§ DATA FOR THE TASK
---

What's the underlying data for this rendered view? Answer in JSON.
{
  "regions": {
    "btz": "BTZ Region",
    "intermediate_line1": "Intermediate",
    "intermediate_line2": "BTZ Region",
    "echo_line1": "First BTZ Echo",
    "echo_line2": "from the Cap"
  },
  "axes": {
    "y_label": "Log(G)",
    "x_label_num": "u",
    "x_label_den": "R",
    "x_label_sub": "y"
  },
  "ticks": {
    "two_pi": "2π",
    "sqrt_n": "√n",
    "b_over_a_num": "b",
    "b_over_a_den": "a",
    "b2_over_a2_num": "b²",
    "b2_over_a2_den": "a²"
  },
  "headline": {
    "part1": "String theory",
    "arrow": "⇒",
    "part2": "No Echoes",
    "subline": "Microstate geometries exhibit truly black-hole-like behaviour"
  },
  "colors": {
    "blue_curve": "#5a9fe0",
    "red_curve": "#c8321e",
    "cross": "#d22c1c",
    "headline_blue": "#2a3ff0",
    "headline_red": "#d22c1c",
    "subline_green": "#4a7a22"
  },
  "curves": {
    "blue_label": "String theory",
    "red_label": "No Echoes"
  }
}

---

§ TASK DIRECTIONS
Display every line of the listing that contains the string "theory".

§ REPLY TO THE EXERCISE
    "part1": "String theory",
    "blue_label": "String theory",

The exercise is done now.